_Saved data entries_:
------------
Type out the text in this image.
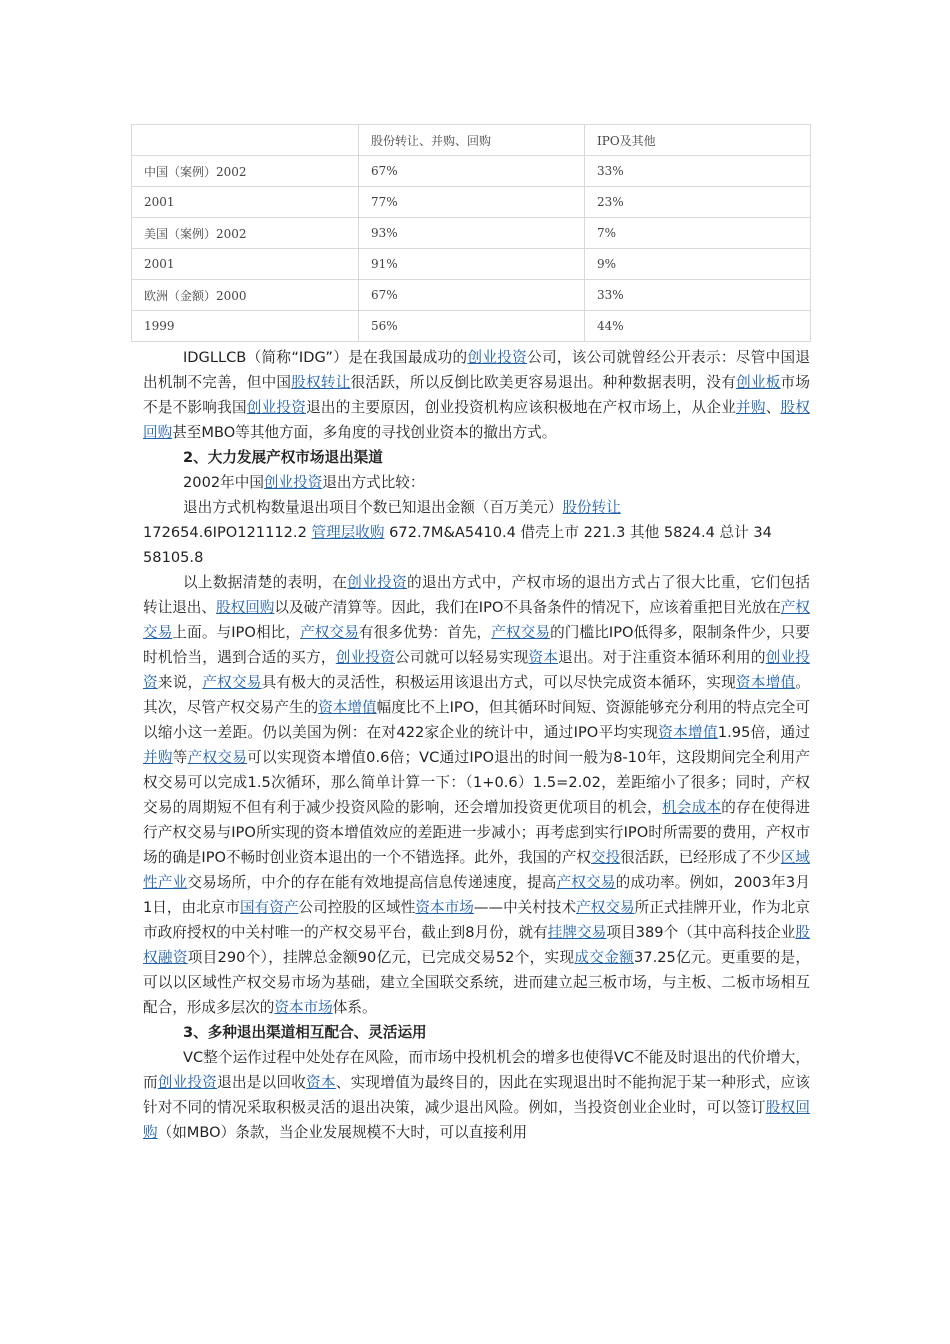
	股份转让、并购、回购	IPO及其他
中国（案例）2002	67%	33%
2001	77%	23%
美国（案例）2002	93%	7%
2001	91%	9%
欧洲（金额）2000	67%	33%
1999	56%	44%

IDGLLCB（简称“IDG”）是在我国最成功的创业投资公司，该公司就曾经公开表示：尽管中国退出机制不完善，但中国股权转让很活跃，所以反倒比欧美更容易退出。种种数据表明，没有创业板市场不是不影响我国创业投资退出的主要原因，创业投资机构应该积极地在产权市场上，从企业并购、股权回购甚至MBO等其他方面，多角度的寻找创业资本的撤出方式。

2、大力发展产权市场退出渠道

2002年中国创业投资退出方式比较：

退出方式机构数量退出项目个数已知退出金额（百万美元）股份转让

172654.6IPO121112.2 管理层收购 672.7M&A5410.4 借壳上市 221.3 其他 5824.4 总计 34

58105.8

以上数据清楚的表明，在创业投资的退出方式中，产权市场的退出方式占了很大比重，它们包括转让退出、股权回购以及破产清算等。因此，我们在IPO不具备条件的情况下，应该着重把目光放在产权交易上面。与IPO相比，产权交易有很多优势：首先，产权交易的门槛比IPO低得多，限制条件少，只要时机恰当，遇到合适的买方，创业投资公司就可以轻易实现资本退出。对于注重资本循环利用的创业投资来说，产权交易具有极大的灵活性，积极运用该退出方式，可以尽快完成资本循环，实现资本增值。其次，尽管产权交易产生的资本增值幅度比不上IPO，但其循环时间短、资源能够充分利用的特点完全可以缩小这一差距。仍以美国为例：在对422家企业的统计中，通过IPO平均实现资本增值1.95倍，通过并购等产权交易可以实现资本增值0.6倍；VC通过IPO退出的时间一般为8-10年，这段期间完全利用产权交易可以完成1.5次循环，那么简单计算一下：（1+0.6）1.5=2.02，差距缩小了很多；同时，产权交易的周期短不但有利于减少投资风险的影响，还会增加投资更优项目的机会，机会成本的存在使得进行产权交易与IPO所实现的资本增值效应的差距进一步减小；再考虑到实行IPO时所需要的费用，产权市场的确是IPO不畅时创业资本退出的一个不错选择。此外，我国的产权交投很活跃，已经形成了不少区域性产业交易场所，中介的存在能有效地提高信息传递速度，提高产权交易的成功率。例如，2003年3月1日，由北京市国有资产公司控股的区域性资本市场——中关村技术产权交易所正式挂牌开业，作为北京市政府授权的中关村唯一的产权交易平台，截止到8月份，就有挂牌交易项目389个（其中高科技企业股权融资项目290个），挂牌总金额90亿元，已完成交易52个，实现成交金额37.25亿元。更重要的是，可以以区域性产权交易市场为基础，建立全国联交系统，进而建立起三板市场，与主板、二板市场相互配合，形成多层次的资本市场体系。

3、多种退出渠道相互配合、灵活运用

VC整个运作过程中处处存在风险，而市场中投机机会的增多也使得VC不能及时退出的代价增大，而创业投资退出是以回收资本、实现增值为最终目的，因此在实现退出时不能拘泥于某一种形式，应该针对不同的情况采取积极灵活的退出决策，减少退出风险。例如，当投资创业企业时，可以签订股权回购（如MBO）条款，当企业发展规模不大时，可以直接利用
------------
_Exercise_: Retype the whole listing exactly and leave the pictures out.

_Reply to the exercise_:
Type out the text in this image.
	股份转让、并购、回购	IPO及其他
中国（案例）2002	67%	33%
2001	77%	23%
美国（案例）2002	93%	7%
2001	91%	9%
欧洲（金额）2000	67%	33%
1999	56%	44%

IDGLLCB（简称“IDG”）是在我国最成功的创业投资公司，该公司就曾经公开表示：尽管中国退出机制不完善，但中国股权转让很活跃，所以反倒比欧美更容易退出。种种数据表明，没有创业板市场不是不影响我国创业投资退出的主要原因，创业投资机构应该积极地在产权市场上，从企业并购、股权回购甚至MBO等其他方面，多角度的寻找创业资本的撤出方式。

2、大力发展产权市场退出渠道

2002年中国创业投资退出方式比较：

退出方式机构数量退出项目个数已知退出金额（百万美元）股份转让

172654.6IPO121112.2 管理层收购 672.7M&A5410.4 借壳上市 221.3 其他 5824.4 总计 34

58105.8

以上数据清楚的表明，在创业投资的退出方式中，产权市场的退出方式占了很大比重，它们包括转让退出、股权回购以及破产清算等。因此，我们在IPO不具备条件的情况下，应该着重把目光放在产权交易上面。与IPO相比，产权交易有很多优势：首先，产权交易的门槛比IPO低得多，限制条件少，只要时机恰当，遇到合适的买方，创业投资公司就可以轻易实现资本退出。对于注重资本循环利用的创业投资来说，产权交易具有极大的灵活性，积极运用该退出方式，可以尽快完成资本循环，实现资本增值。其次，尽管产权交易产生的资本增值幅度比不上IPO，但其循环时间短、资源能够充分利用的特点完全可以缩小这一差距。仍以美国为例：在对422家企业的统计中，通过IPO平均实现资本增值1.95倍，通过并购等产权交易可以实现资本增值0.6倍；VC通过IPO退出的时间一般为8-10年，这段期间完全利用产权交易可以完成1.5次循环，那么简单计算一下：（1+0.6）1.5=2.02，差距缩小了很多；同时，产权交易的周期短不但有利于减少投资风险的影响，还会增加投资更优项目的机会，机会成本的存在使得进行产权交易与IPO所实现的资本增值效应的差距进一步减小；再考虑到实行IPO时所需要的费用，产权市场的确是IPO不畅时创业资本退出的一个不错选择。此外，我国的产权交投很活跃，已经形成了不少区域性产业交易场所，中介的存在能有效地提高信息传递速度，提高产权交易的成功率。例如，2003年3月1日，由北京市国有资产公司控股的区域性资本市场——中关村技术产权交易所正式挂牌开业，作为北京市政府授权的中关村唯一的产权交易平台，截止到8月份，就有挂牌交易项目389个（其中高科技企业股权融资项目290个），挂牌总金额90亿元，已完成交易52个，实现成交金额37.25亿元。更重要的是，可以以区域性产权交易市场为基础，建立全国联交系统，进而建立起三板市场，与主板、二板市场相互配合，形成多层次的资本市场体系。

3、多种退出渠道相互配合、灵活运用

VC整个运作过程中处处存在风险，而市场中投机机会的增多也使得VC不能及时退出的代价增大，而创业投资退出是以回收资本、实现增值为最终目的，因此在实现退出时不能拘泥于某一种形式，应该针对不同的情况采取积极灵活的退出决策，减少退出风险。例如，当投资创业企业时，可以签订股权回购（如MBO）条款，当企业发展规模不大时，可以直接利用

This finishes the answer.